# [Work instructions]
Check each line of the entries below for the string "Create" and state how many lines have it, with no other text.

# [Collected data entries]
◇ ◇ ◇ ◇ ◇

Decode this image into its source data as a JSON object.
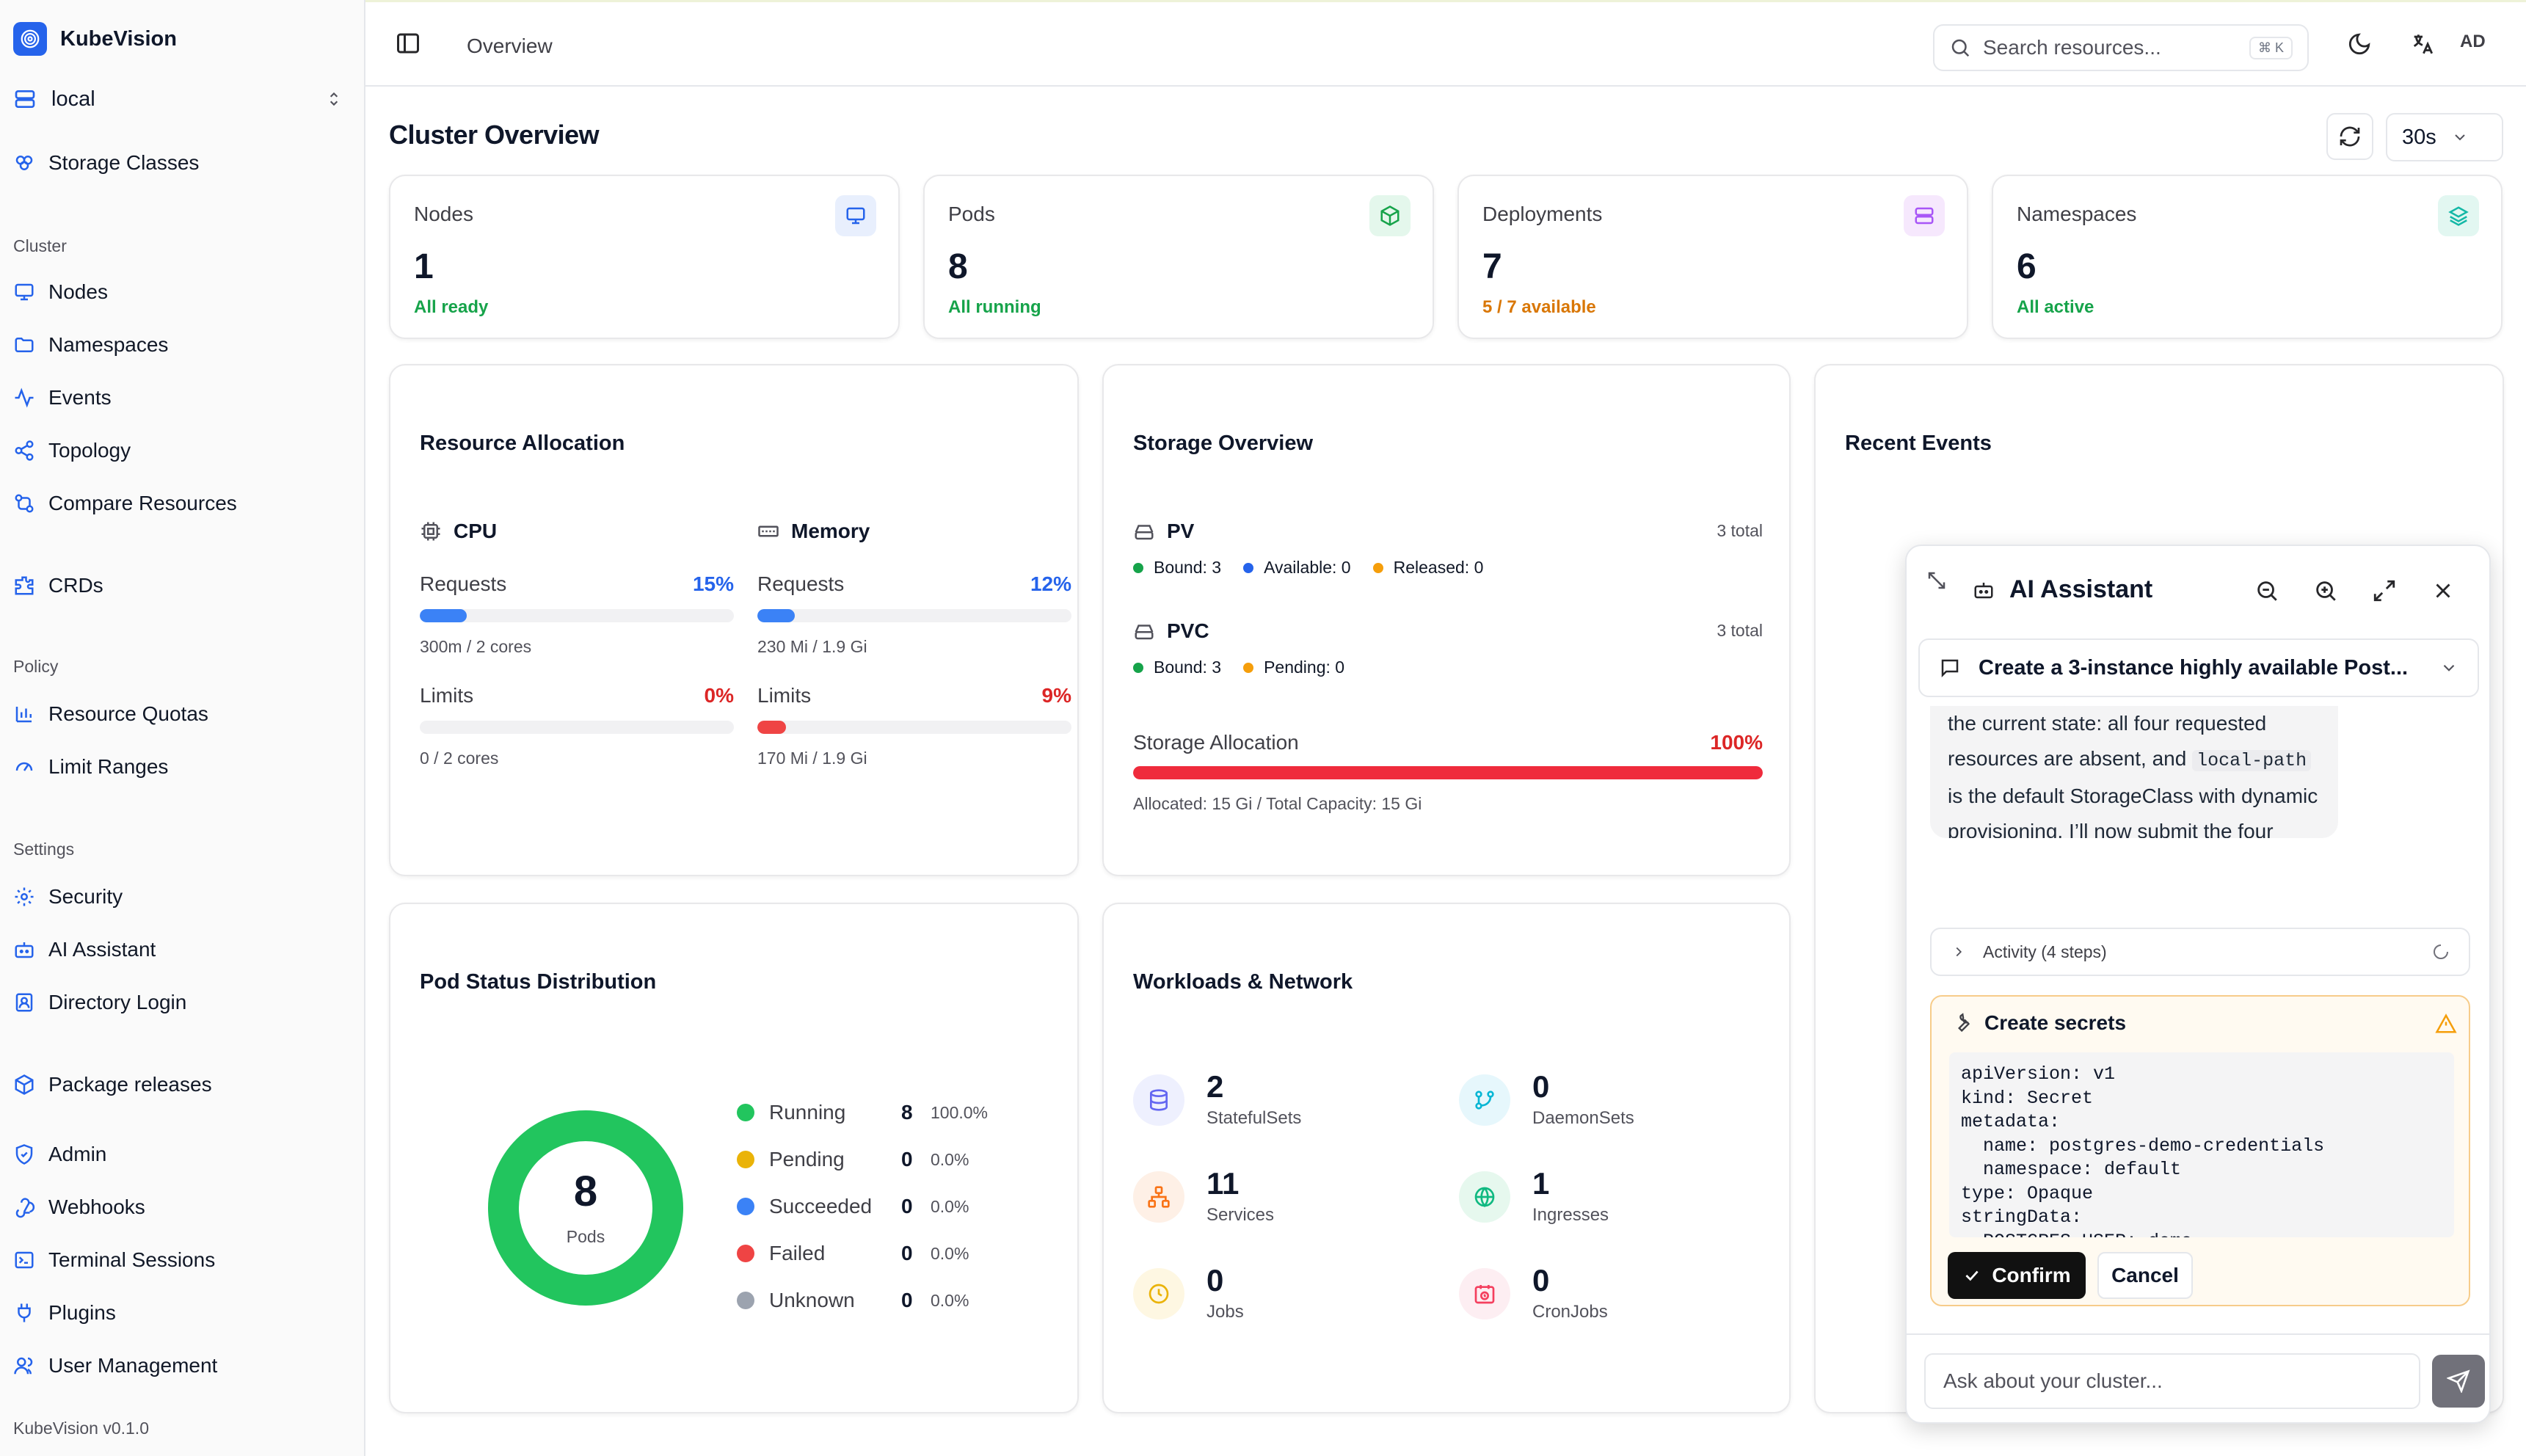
{
  "app": {
    "name": "KubeVision",
    "version": "KubeVision v0.1.0"
  },
  "sidebar": {
    "context": "local",
    "top_items": [
      {
        "label": "Storage Classes",
        "icon": "storage-classes-icon"
      }
    ],
    "sections": [
      {
        "title": "Cluster",
        "items": [
          {
            "label": "Nodes",
            "icon": "monitor-icon"
          },
          {
            "label": "Namespaces",
            "icon": "folder-icon"
          },
          {
            "label": "Events",
            "icon": "activity-icon"
          },
          {
            "label": "Topology",
            "icon": "share-icon"
          },
          {
            "label": "Compare Resources",
            "icon": "compare-icon"
          },
          {
            "label": "CRDs",
            "icon": "puzzle-icon"
          }
        ]
      },
      {
        "title": "Policy",
        "items": [
          {
            "label": "Resource Quotas",
            "icon": "bar-chart-icon"
          },
          {
            "label": "Limit Ranges",
            "icon": "gauge-icon"
          }
        ]
      },
      {
        "title": "Settings",
        "items": [
          {
            "label": "Security",
            "icon": "gear-icon"
          },
          {
            "label": "AI Assistant",
            "icon": "bot-icon"
          },
          {
            "label": "Directory Login",
            "icon": "id-card-icon"
          },
          {
            "label": "Package releases",
            "icon": "package-icon"
          },
          {
            "label": "Admin",
            "icon": "shield-icon"
          },
          {
            "label": "Webhooks",
            "icon": "webhook-icon"
          },
          {
            "label": "Terminal Sessions",
            "icon": "terminal-icon"
          },
          {
            "label": "Plugins",
            "icon": "plug-icon"
          },
          {
            "label": "User Management",
            "icon": "users-icon"
          }
        ]
      }
    ]
  },
  "topbar": {
    "breadcrumb": "Overview",
    "search_placeholder": "Search resources...",
    "search_shortcut": "⌘ K",
    "avatar": "AD"
  },
  "page": {
    "title": "Cluster Overview",
    "refresh_interval": "30s"
  },
  "stats": [
    {
      "label": "Nodes",
      "value": "1",
      "sub": "All ready",
      "sub_color": "#16a34a",
      "icon": "monitor-icon",
      "icon_bg": "#e8effd",
      "icon_color": "#2563eb"
    },
    {
      "label": "Pods",
      "value": "8",
      "sub": "All running",
      "sub_color": "#16a34a",
      "icon": "cube-icon",
      "icon_bg": "#e4f7ec",
      "icon_color": "#16a34a"
    },
    {
      "label": "Deployments",
      "value": "7",
      "sub": "5 / 7 available",
      "sub_color": "#d97706",
      "icon": "server-icon",
      "icon_bg": "#f6e8fd",
      "icon_color": "#a855f7"
    },
    {
      "label": "Namespaces",
      "value": "6",
      "sub": "All active",
      "sub_color": "#16a34a",
      "icon": "layers-icon",
      "icon_bg": "#e2f7f1",
      "icon_color": "#14b8a6"
    }
  ],
  "resource_allocation": {
    "title": "Resource Allocation",
    "cpu": {
      "label": "CPU",
      "requests_label": "Requests",
      "requests_pct": "15%",
      "requests_value": 15,
      "requests_detail": "300m / 2 cores",
      "limits_label": "Limits",
      "limits_pct": "0%",
      "limits_value": 0,
      "limits_detail": "0 / 2 cores"
    },
    "memory": {
      "label": "Memory",
      "requests_label": "Requests",
      "requests_pct": "12%",
      "requests_value": 12,
      "requests_detail": "230 Mi / 1.9 Gi",
      "limits_label": "Limits",
      "limits_pct": "9%",
      "limits_value": 9,
      "limits_detail": "170 Mi / 1.9 Gi"
    }
  },
  "storage": {
    "title": "Storage Overview",
    "pv": {
      "label": "PV",
      "total": "3 total",
      "items": [
        {
          "label": "Bound:",
          "value": "3",
          "color": "#16a34a"
        },
        {
          "label": "Available:",
          "value": "0",
          "color": "#2563eb"
        },
        {
          "label": "Released:",
          "value": "0",
          "color": "#f59e0b"
        }
      ]
    },
    "pvc": {
      "label": "PVC",
      "total": "3 total",
      "items": [
        {
          "label": "Bound:",
          "value": "3",
          "color": "#16a34a"
        },
        {
          "label": "Pending:",
          "value": "0",
          "color": "#f59e0b"
        }
      ]
    },
    "allocation_label": "Storage Allocation",
    "allocation_pct": "100%",
    "allocation_value": 100,
    "allocation_detail": "Allocated: 15 Gi / Total Capacity: 15 Gi"
  },
  "recent_events": {
    "title": "Recent Events"
  },
  "pod_status": {
    "title": "Pod Status Distribution",
    "total": "8",
    "total_label": "Pods",
    "items": [
      {
        "label": "Running",
        "count": "8",
        "pct": "100.0%",
        "color": "#22c55e"
      },
      {
        "label": "Pending",
        "count": "0",
        "pct": "0.0%",
        "color": "#eab308"
      },
      {
        "label": "Succeeded",
        "count": "0",
        "pct": "0.0%",
        "color": "#3b82f6"
      },
      {
        "label": "Failed",
        "count": "0",
        "pct": "0.0%",
        "color": "#ef4444"
      },
      {
        "label": "Unknown",
        "count": "0",
        "pct": "0.0%",
        "color": "#9ca3af"
      }
    ]
  },
  "workloads": {
    "title": "Workloads & Network",
    "items": [
      {
        "value": "2",
        "label": "StatefulSets",
        "icon": "database-icon",
        "bg": "#eef0fe",
        "color": "#6366f1"
      },
      {
        "value": "0",
        "label": "DaemonSets",
        "icon": "git-branch-icon",
        "bg": "#e6f7fc",
        "color": "#06b6d4"
      },
      {
        "value": "11",
        "label": "Services",
        "icon": "network-icon",
        "bg": "#fef0e6",
        "color": "#f97316"
      },
      {
        "value": "1",
        "label": "Ingresses",
        "icon": "globe-icon",
        "bg": "#e6f8ee",
        "color": "#10b981"
      },
      {
        "value": "0",
        "label": "Jobs",
        "icon": "clock-icon",
        "bg": "#fef7e2",
        "color": "#eab308"
      },
      {
        "value": "0",
        "label": "CronJobs",
        "icon": "calendar-clock-icon",
        "bg": "#fdeef2",
        "color": "#f43f5e"
      }
    ]
  },
  "ai": {
    "title": "AI Assistant",
    "conversation": "Create a 3-instance highly available Post...",
    "message_before": "the current state: all four requested resources are absent, and ",
    "message_code": "local-path",
    "message_after": " is the default StorageClass with dynamic provisioning. I’ll now submit the four approved creations.",
    "activity": "Activity (4 steps)",
    "tool_title": "Create secrets",
    "tool_code": "apiVersion: v1\nkind: Secret\nmetadata:\n  name: postgres-demo-credentials\n  namespace: default\ntype: Opaque\nstringData:\n  POSTGRES_USER: demo",
    "confirm": "Confirm",
    "cancel": "Cancel",
    "input_placeholder": "Ask about your cluster..."
  }
}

◇ ◇ ◇ ◇ ◇

# [Exercise response]
2